** BEGIN INPUT DATA **
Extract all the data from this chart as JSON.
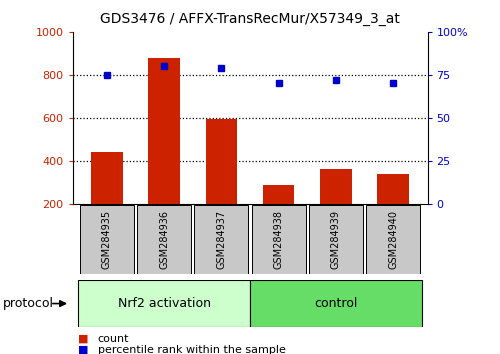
{
  "title": "GDS3476 / AFFX-TransRecMur/X57349_3_at",
  "samples": [
    "GSM284935",
    "GSM284936",
    "GSM284937",
    "GSM284938",
    "GSM284939",
    "GSM284940"
  ],
  "bar_values": [
    440,
    880,
    595,
    285,
    360,
    340
  ],
  "dot_values": [
    75,
    80,
    79,
    70,
    72,
    70
  ],
  "bar_color": "#cc2200",
  "dot_color": "#0000cc",
  "ylim_left": [
    200,
    1000
  ],
  "ylim_right": [
    0,
    100
  ],
  "yticks_left": [
    200,
    400,
    600,
    800,
    1000
  ],
  "yticks_right": [
    0,
    25,
    50,
    75,
    100
  ],
  "groups": [
    {
      "label": "Nrf2 activation",
      "start": 0,
      "end": 2,
      "color": "#ccffcc"
    },
    {
      "label": "control",
      "start": 3,
      "end": 5,
      "color": "#66dd66"
    }
  ],
  "group_row_label": "protocol",
  "legend_bar": "count",
  "legend_dot": "percentile rank within the sample",
  "bg_color": "#ffffff",
  "sample_box_color": "#c8c8c8",
  "bar_width": 0.55
}
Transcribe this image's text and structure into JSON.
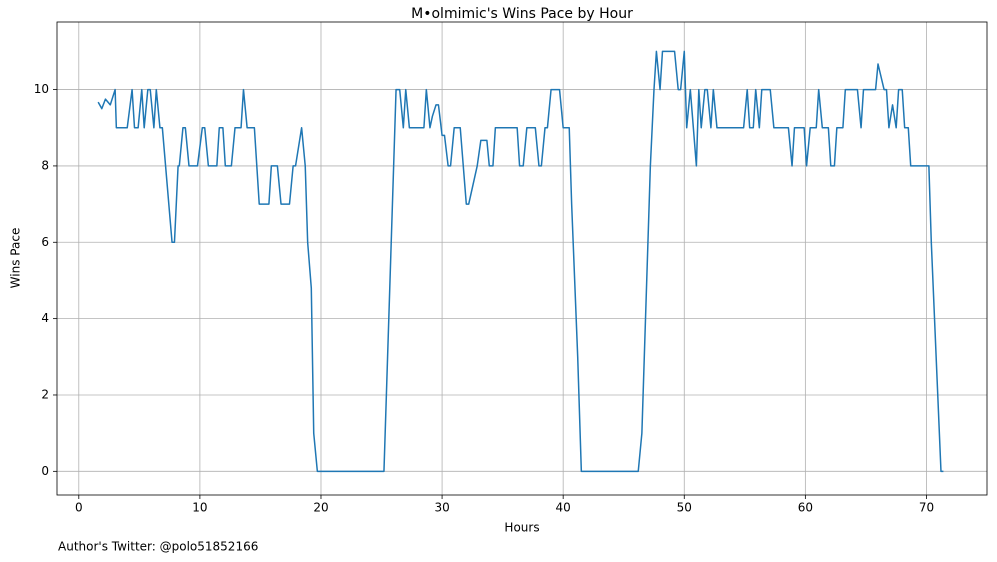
{
  "chart_data": {
    "type": "line",
    "title": "M•olmimic's Wins Pace by Hour",
    "xlabel": "Hours",
    "ylabel": "Wins Pace",
    "footnote": "Author's Twitter: @polo51852166",
    "xlim": [
      -1.8,
      75.0
    ],
    "ylim": [
      -0.62,
      11.77
    ],
    "xticks": [
      0,
      10,
      20,
      30,
      40,
      50,
      60,
      70
    ],
    "yticks": [
      0,
      2,
      4,
      6,
      8,
      10
    ],
    "grid": true,
    "x": [
      1.6,
      1.9,
      2.2,
      2.6,
      3.0,
      3.1,
      4.0,
      4.4,
      4.6,
      4.9,
      5.2,
      5.4,
      5.7,
      5.9,
      6.2,
      6.4,
      6.7,
      6.9,
      7.3,
      7.7,
      7.9,
      8.2,
      8.3,
      8.6,
      8.8,
      9.1,
      9.8,
      10.2,
      10.4,
      10.7,
      11.4,
      11.6,
      11.9,
      12.1,
      12.6,
      12.9,
      13.4,
      13.6,
      13.9,
      14.5,
      14.9,
      15.7,
      15.9,
      16.4,
      16.7,
      17.4,
      17.7,
      17.9,
      18.4,
      18.7,
      18.9,
      19.2,
      19.4,
      19.7,
      25.2,
      25.4,
      25.7,
      25.9,
      26.2,
      26.5,
      26.8,
      27.0,
      27.3,
      28.5,
      28.7,
      29.0,
      29.2,
      29.5,
      29.7,
      30.0,
      30.2,
      30.5,
      30.7,
      31.0,
      31.5,
      32.0,
      32.2,
      32.9,
      33.2,
      33.7,
      33.9,
      34.2,
      34.4,
      36.2,
      36.4,
      36.7,
      37.0,
      37.7,
      38.0,
      38.2,
      38.5,
      38.7,
      39.0,
      39.7,
      40.0,
      40.5,
      40.7,
      41.2,
      41.5,
      46.2,
      46.5,
      46.7,
      47.0,
      47.2,
      47.5,
      47.7,
      48.0,
      48.2,
      49.2,
      49.5,
      49.7,
      50.0,
      50.2,
      50.5,
      51.0,
      51.2,
      51.4,
      51.7,
      51.9,
      52.2,
      52.4,
      52.7,
      54.9,
      55.2,
      55.4,
      55.7,
      55.9,
      56.2,
      56.4,
      57.1,
      57.4,
      58.6,
      58.9,
      59.1,
      59.9,
      60.1,
      60.4,
      60.9,
      61.1,
      61.4,
      61.9,
      62.1,
      62.4,
      62.6,
      63.1,
      63.3,
      64.3,
      64.6,
      64.8,
      65.8,
      66.0,
      66.5,
      66.7,
      66.9,
      67.2,
      67.5,
      67.7,
      68.0,
      68.2,
      68.5,
      68.7,
      70.2,
      70.4,
      71.2,
      71.4
    ],
    "series": [
      {
        "name": "Wins Pace",
        "color": "#1f77b4",
        "values": [
          9.67,
          9.5,
          9.75,
          9.6,
          10,
          9,
          9,
          10,
          9,
          9,
          10,
          9,
          10,
          10,
          9,
          10,
          9,
          9,
          7.5,
          6,
          6,
          8,
          8,
          9,
          9,
          8,
          8,
          9,
          9,
          8,
          8,
          9,
          9,
          8,
          8,
          9,
          9,
          10,
          9,
          9,
          7,
          7,
          8,
          8,
          7,
          7,
          8,
          8,
          9,
          8,
          6,
          4.8,
          1,
          0,
          0,
          2,
          5,
          7,
          10,
          10,
          9,
          10,
          9,
          9,
          10,
          9,
          9.3,
          9.6,
          9.6,
          8.8,
          8.8,
          8,
          8,
          9,
          9,
          7,
          7,
          8,
          8.67,
          8.67,
          8,
          8,
          9,
          9,
          8,
          8,
          9,
          9,
          8,
          8,
          9,
          9,
          10,
          10,
          9,
          9,
          7,
          3,
          0,
          0,
          1,
          3,
          6,
          8,
          10,
          11,
          10,
          11,
          11,
          10,
          10,
          11,
          9,
          10,
          8,
          10,
          9,
          10,
          10,
          9,
          10,
          9,
          9,
          10,
          9,
          9,
          10,
          9,
          10,
          10,
          9,
          9,
          8,
          9,
          9,
          8,
          9,
          9,
          10,
          9,
          9,
          8,
          8,
          9,
          9,
          10,
          10,
          9,
          10,
          10,
          10.67,
          10,
          10,
          9,
          9.6,
          9,
          10,
          10,
          9,
          9,
          8,
          8,
          6,
          0,
          0
        ]
      }
    ]
  }
}
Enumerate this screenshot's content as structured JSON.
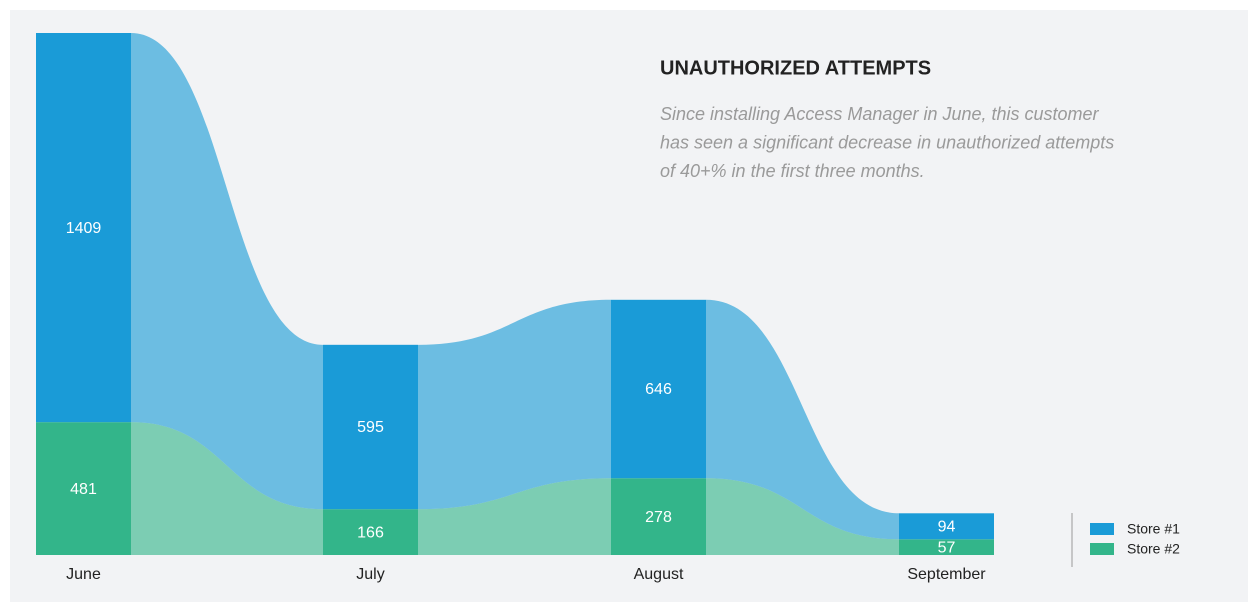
{
  "chart_data": {
    "type": "bar",
    "title": "UNAUTHORIZED ATTEMPTS",
    "subtitle": [
      "Since installing Access Manager in June, this customer",
      "has seen a significant decrease in unauthorized attempts",
      "of 40+% in the first three months."
    ],
    "categories": [
      "June",
      "July",
      "August",
      "September"
    ],
    "stacked": true,
    "series": [
      {
        "name": "Store #1",
        "color": "#1a9bd7",
        "values": [
          1409,
          595,
          646,
          94
        ]
      },
      {
        "name": "Store #2",
        "color": "#33b58a",
        "values": [
          481,
          166,
          278,
          57
        ]
      }
    ]
  }
}
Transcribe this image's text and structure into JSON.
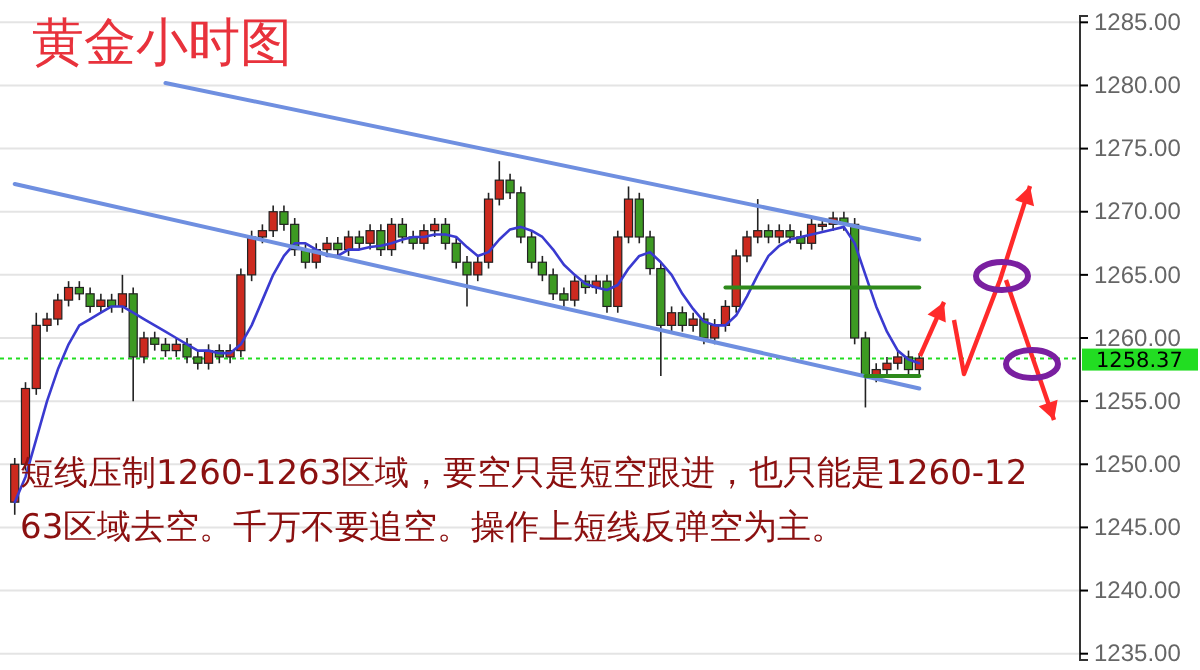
{
  "chart_data": {
    "type": "candlestick",
    "title": "黄金小时图",
    "categories": [
      null,
      null,
      null,
      null,
      null,
      null,
      null,
      null,
      null,
      null,
      null,
      null,
      null,
      null,
      null,
      null,
      null,
      null,
      null,
      null,
      null,
      null,
      null,
      null,
      null,
      null,
      null,
      null,
      null,
      null,
      null,
      null,
      null,
      null,
      null,
      null,
      null,
      null,
      null,
      null,
      null,
      null,
      null,
      null,
      null,
      null,
      null,
      null,
      null,
      null,
      null,
      null,
      null,
      null,
      null,
      null,
      null,
      null,
      null,
      null,
      null,
      null,
      null,
      null,
      null,
      null,
      null,
      null,
      null,
      null,
      null,
      null,
      null,
      null,
      null,
      null,
      null,
      null,
      null,
      null,
      null,
      null,
      null,
      null,
      null
    ],
    "colors": [
      "#cc2a1f",
      "#cc2a1f",
      "#cc2a1f",
      "#cc2a1f",
      "#cc2a1f",
      "#cc2a1f",
      "#3d9a22",
      "#3d9a22",
      "#cc2a1f",
      "#3d9a22",
      "#cc2a1f",
      "#3d9a22",
      "#cc2a1f",
      "#3d9a22",
      "#3d9a22",
      "#cc2a1f",
      "#3d9a22",
      "#3d9a22",
      "#cc2a1f",
      "#3d9a22",
      "#cc2a1f",
      "#cc2a1f",
      "#cc2a1f",
      "#cc2a1f",
      "#cc2a1f",
      "#3d9a22",
      "#3d9a22",
      "#3d9a22",
      "#cc2a1f",
      "#cc2a1f",
      "#3d9a22",
      "#cc2a1f",
      "#3d9a22",
      "#cc2a1f",
      "#3d9a22",
      "#cc2a1f",
      "#3d9a22",
      "#3d9a22",
      "#cc2a1f",
      "#cc2a1f",
      "#3d9a22",
      "#3d9a22",
      "#3d9a22",
      "#cc2a1f",
      "#cc2a1f",
      "#cc2a1f",
      "#3d9a22",
      "#3d9a22",
      "#3d9a22",
      "#3d9a22",
      "#3d9a22",
      "#3d9a22",
      "#cc2a1f",
      "#3d9a22",
      "#cc2a1f",
      "#3d9a22",
      "#cc2a1f",
      "#cc2a1f",
      "#3d9a22",
      "#3d9a22",
      "#3d9a22",
      "#cc2a1f",
      "#3d9a22",
      "#cc2a1f",
      "#3d9a22",
      "#cc2a1f",
      "#cc2a1f",
      "#cc2a1f",
      "#cc2a1f",
      "#cc2a1f",
      "#3d9a22",
      "#cc2a1f",
      "#3d9a22",
      "#3d9a22",
      "#cc2a1f",
      "#cc2a1f",
      "#cc2a1f",
      "#3d9a22",
      "#3d9a22",
      "#3d9a22",
      "#cc2a1f",
      "#cc2a1f",
      "#cc2a1f",
      "#3d9a22",
      "#cc2a1f"
    ],
    "ohlc": [
      [
        1247,
        1250.5,
        1246,
        1250
      ],
      [
        1250,
        1256.5,
        1249.5,
        1256
      ],
      [
        1256,
        1262,
        1255.5,
        1261
      ],
      [
        1261,
        1262,
        1260.5,
        1261.5
      ],
      [
        1261.5,
        1263.5,
        1261,
        1263
      ],
      [
        1263,
        1264.5,
        1262.5,
        1264
      ],
      [
        1264,
        1264.5,
        1263,
        1263.5
      ],
      [
        1263.5,
        1264,
        1262,
        1262.5
      ],
      [
        1262.5,
        1263.5,
        1262,
        1263
      ],
      [
        1263,
        1263.5,
        1262,
        1262.5
      ],
      [
        1262.5,
        1265,
        1262,
        1263.5
      ],
      [
        1263.5,
        1264,
        1255,
        1258.5
      ],
      [
        1258.5,
        1260.5,
        1258,
        1260
      ],
      [
        1260,
        1260.5,
        1259,
        1259.5
      ],
      [
        1259.5,
        1260,
        1258.5,
        1259
      ],
      [
        1259,
        1260,
        1258.5,
        1259.5
      ],
      [
        1259.5,
        1260,
        1258,
        1258.5
      ],
      [
        1258.5,
        1259,
        1257.5,
        1258
      ],
      [
        1258,
        1259.5,
        1257.5,
        1259
      ],
      [
        1259,
        1259.5,
        1258,
        1258.5
      ],
      [
        1258.5,
        1259.5,
        1258,
        1259
      ],
      [
        1259,
        1265.5,
        1258.5,
        1265
      ],
      [
        1265,
        1268.5,
        1264.5,
        1268
      ],
      [
        1268,
        1269,
        1267.5,
        1268.5
      ],
      [
        1268.5,
        1270.5,
        1268,
        1270
      ],
      [
        1270,
        1270.5,
        1268.5,
        1269
      ],
      [
        1269,
        1269.5,
        1266.5,
        1267
      ],
      [
        1267,
        1267.5,
        1265.5,
        1266
      ],
      [
        1266,
        1267.5,
        1265.5,
        1267
      ],
      [
        1267,
        1268,
        1266.5,
        1267.5
      ],
      [
        1267.5,
        1268,
        1266.5,
        1267
      ],
      [
        1267,
        1268.5,
        1266.5,
        1268
      ],
      [
        1268,
        1268.5,
        1267,
        1267.5
      ],
      [
        1267.5,
        1269,
        1267,
        1268.5
      ],
      [
        1268.5,
        1269,
        1266.5,
        1267
      ],
      [
        1267,
        1269.5,
        1266.5,
        1269
      ],
      [
        1269,
        1269.5,
        1267.5,
        1268
      ],
      [
        1268,
        1268.5,
        1267,
        1267.5
      ],
      [
        1267.5,
        1269,
        1267,
        1268.5
      ],
      [
        1268.5,
        1269.5,
        1268,
        1269
      ],
      [
        1269,
        1269.5,
        1267,
        1267.5
      ],
      [
        1267.5,
        1268,
        1265.5,
        1266
      ],
      [
        1266,
        1266.5,
        1262.5,
        1265
      ],
      [
        1265,
        1266.5,
        1264.5,
        1266
      ],
      [
        1266,
        1271.5,
        1265.5,
        1271
      ],
      [
        1271,
        1274,
        1270.5,
        1272.5
      ],
      [
        1272.5,
        1273,
        1271,
        1271.5
      ],
      [
        1271.5,
        1272,
        1267.5,
        1268
      ],
      [
        1268,
        1268.5,
        1265.5,
        1266
      ],
      [
        1266,
        1266.5,
        1264.5,
        1265
      ],
      [
        1265,
        1265.5,
        1263,
        1263.5
      ],
      [
        1263.5,
        1264,
        1262.5,
        1263
      ],
      [
        1263,
        1265,
        1262.5,
        1264.5
      ],
      [
        1264.5,
        1265,
        1263.5,
        1264
      ],
      [
        1264,
        1265,
        1263.5,
        1264.5
      ],
      [
        1264.5,
        1265,
        1262,
        1262.5
      ],
      [
        1262.5,
        1268.5,
        1262,
        1268
      ],
      [
        1268,
        1272,
        1267.5,
        1271
      ],
      [
        1271,
        1271.5,
        1267.5,
        1268
      ],
      [
        1268,
        1268.5,
        1265,
        1265.5
      ],
      [
        1265.5,
        1266,
        1257,
        1261
      ],
      [
        1261,
        1262.5,
        1260.5,
        1262
      ],
      [
        1262,
        1262.5,
        1260.5,
        1261
      ],
      [
        1261,
        1262,
        1260.5,
        1261.5
      ],
      [
        1261.5,
        1262,
        1259.5,
        1260
      ],
      [
        1260,
        1261.5,
        1259.5,
        1261
      ],
      [
        1261,
        1263,
        1260.5,
        1262.5
      ],
      [
        1262.5,
        1267,
        1262,
        1266.5
      ],
      [
        1266.5,
        1268.5,
        1266,
        1268
      ],
      [
        1268,
        1271,
        1267.5,
        1268.5
      ],
      [
        1268.5,
        1269,
        1267.5,
        1268
      ],
      [
        1268,
        1269,
        1267.5,
        1268.5
      ],
      [
        1268.5,
        1269,
        1267.5,
        1268
      ],
      [
        1268,
        1268.5,
        1267,
        1267.5
      ],
      [
        1267.5,
        1269.5,
        1267,
        1269
      ],
      [
        1269,
        1269.5,
        1268.5,
        1269
      ],
      [
        1269,
        1270,
        1268.5,
        1269.5
      ],
      [
        1269.5,
        1270,
        1268.5,
        1269
      ],
      [
        1269,
        1269.5,
        1259.5,
        1260
      ],
      [
        1260,
        1260.5,
        1254.5,
        1257
      ],
      [
        1257,
        1258,
        1256.5,
        1257.5
      ],
      [
        1257.5,
        1258.5,
        1257,
        1258
      ],
      [
        1258,
        1259,
        1257.5,
        1258.5
      ],
      [
        1258.5,
        1259,
        1257,
        1257.5
      ],
      [
        1257.5,
        1258.8,
        1257,
        1258.4
      ]
    ],
    "series": [
      {
        "type": "line",
        "color": "#3a3ad0",
        "values": [
          1247,
          1249,
          1252,
          1255,
          1257.5,
          1259.5,
          1261,
          1261.5,
          1262,
          1262.5,
          1262.5,
          1262,
          1261.5,
          1261,
          1260.5,
          1260,
          1259.5,
          1259,
          1259,
          1258.8,
          1258.8,
          1259.5,
          1261,
          1263,
          1265,
          1266.5,
          1267.5,
          1267.5,
          1267,
          1266.5,
          1266.5,
          1267,
          1267,
          1267.2,
          1267.3,
          1267.5,
          1267.8,
          1268,
          1268,
          1268.2,
          1268.2,
          1268,
          1267.2,
          1266.5,
          1266.8,
          1267.8,
          1268.6,
          1268.8,
          1268.5,
          1268,
          1267,
          1265.8,
          1265,
          1264.3,
          1264,
          1263.8,
          1264.2,
          1265.5,
          1266.5,
          1266.8,
          1266,
          1265,
          1263.5,
          1262.3,
          1261.3,
          1261,
          1261,
          1261.8,
          1263.3,
          1265,
          1266.5,
          1267.3,
          1267.8,
          1268,
          1268.2,
          1268.4,
          1268.6,
          1268.8,
          1267.5,
          1265,
          1262.5,
          1260.5,
          1259,
          1258.3,
          1258
        ]
      },
      {
        "type": "line",
        "color": "#6f8fe0",
        "values": [
          null,
          null,
          null,
          null,
          null,
          null,
          null,
          null,
          null,
          null,
          null,
          null,
          null,
          null,
          1280.2,
          null,
          null,
          null,
          null,
          null,
          null,
          null,
          null,
          null,
          null,
          null,
          null,
          null,
          null,
          null,
          null,
          null,
          null,
          null,
          null,
          null,
          null,
          null,
          null,
          null,
          null,
          null,
          null,
          null,
          null,
          null,
          null,
          null,
          null,
          null,
          null,
          null,
          null,
          null,
          null,
          null,
          null,
          null,
          null,
          null,
          null,
          null,
          null,
          null,
          null,
          null,
          null,
          null,
          null,
          null,
          null,
          null,
          null,
          null,
          null,
          null,
          null,
          null,
          null,
          null,
          null,
          null,
          null,
          null,
          1267.8
        ]
      },
      {
        "type": "line",
        "color": "#6f8fe0",
        "values": [
          1272.2,
          null,
          null,
          null,
          null,
          null,
          null,
          null,
          null,
          null,
          null,
          null,
          null,
          null,
          null,
          null,
          null,
          null,
          null,
          null,
          null,
          null,
          null,
          null,
          null,
          null,
          null,
          null,
          null,
          null,
          null,
          null,
          null,
          null,
          null,
          null,
          null,
          null,
          null,
          null,
          null,
          null,
          null,
          null,
          null,
          null,
          null,
          null,
          null,
          null,
          null,
          null,
          null,
          null,
          null,
          null,
          null,
          null,
          null,
          null,
          null,
          null,
          null,
          null,
          null,
          null,
          null,
          null,
          null,
          null,
          null,
          null,
          null,
          null,
          null,
          null,
          null,
          null,
          null,
          null,
          null,
          null,
          null,
          null,
          1256.0
        ]
      },
      {
        "type": "line",
        "color": "#2e8a1c",
        "values": [
          null,
          null,
          null,
          null,
          null,
          null,
          null,
          null,
          null,
          null,
          null,
          null,
          null,
          null,
          null,
          null,
          null,
          null,
          null,
          null,
          null,
          null,
          null,
          null,
          null,
          null,
          null,
          null,
          null,
          null,
          null,
          null,
          null,
          null,
          null,
          null,
          null,
          null,
          null,
          null,
          null,
          null,
          null,
          null,
          null,
          null,
          null,
          null,
          null,
          null,
          null,
          null,
          null,
          null,
          null,
          null,
          null,
          null,
          null,
          null,
          null,
          null,
          null,
          null,
          null,
          null,
          1264,
          null,
          null,
          null,
          null,
          null,
          null,
          null,
          null,
          null,
          null,
          null,
          null,
          null,
          null,
          null,
          null,
          null,
          1264
        ]
      },
      {
        "type": "line",
        "color": "#2e8a1c",
        "values": [
          null,
          null,
          null,
          null,
          null,
          null,
          null,
          null,
          null,
          null,
          null,
          null,
          null,
          null,
          null,
          null,
          null,
          null,
          null,
          null,
          null,
          null,
          null,
          null,
          null,
          null,
          null,
          null,
          null,
          null,
          null,
          null,
          null,
          null,
          null,
          null,
          null,
          null,
          null,
          null,
          null,
          null,
          null,
          null,
          null,
          null,
          null,
          null,
          null,
          null,
          null,
          null,
          null,
          null,
          null,
          null,
          null,
          null,
          null,
          null,
          null,
          null,
          null,
          null,
          null,
          null,
          null,
          null,
          null,
          null,
          null,
          null,
          null,
          null,
          null,
          null,
          null,
          null,
          null,
          1257,
          null,
          null,
          null,
          null,
          1257
        ]
      }
    ],
    "ylim": [
      1234.5,
      1285.5
    ],
    "yticks": [
      {
        "value": 1235,
        "label": "1235.00"
      },
      {
        "value": 1240,
        "label": "1240.00"
      },
      {
        "value": 1245,
        "label": "1245.00"
      },
      {
        "value": 1250,
        "label": "1250.00"
      },
      {
        "value": 1255,
        "label": "1255.00"
      },
      {
        "value": 1260,
        "label": "1260.00"
      },
      {
        "value": 1265,
        "label": "1265.00"
      },
      {
        "value": 1270,
        "label": "1270.00"
      },
      {
        "value": 1275,
        "label": "1275.00"
      },
      {
        "value": 1280,
        "label": "1280.00"
      },
      {
        "value": 1285,
        "label": "1285.00"
      }
    ],
    "grid": "y",
    "tick_labels": "y",
    "ref_lines": [
      {
        "axis": "y",
        "value": 1258.37,
        "label": "1258.37",
        "color": "#22dd22",
        "line_style": "dotted"
      }
    ],
    "annotations": [
      "短线压制1260-1263区域，要空只是短空跟进，也只能是1260-1263区域去空。千万不要追空。操作上短线反弹空为主。"
    ]
  }
}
** END INPUT DATA **
* **WHAT THE TASK ASKS**
Select the lines in this material that hold the word "Pace", leaving none out.

* **THE RESPONSE**
    "title": "M•olmimic's Wins Pace by Hour",
    "ylabel": "Wins Pace",
        "name": "Wins Pace",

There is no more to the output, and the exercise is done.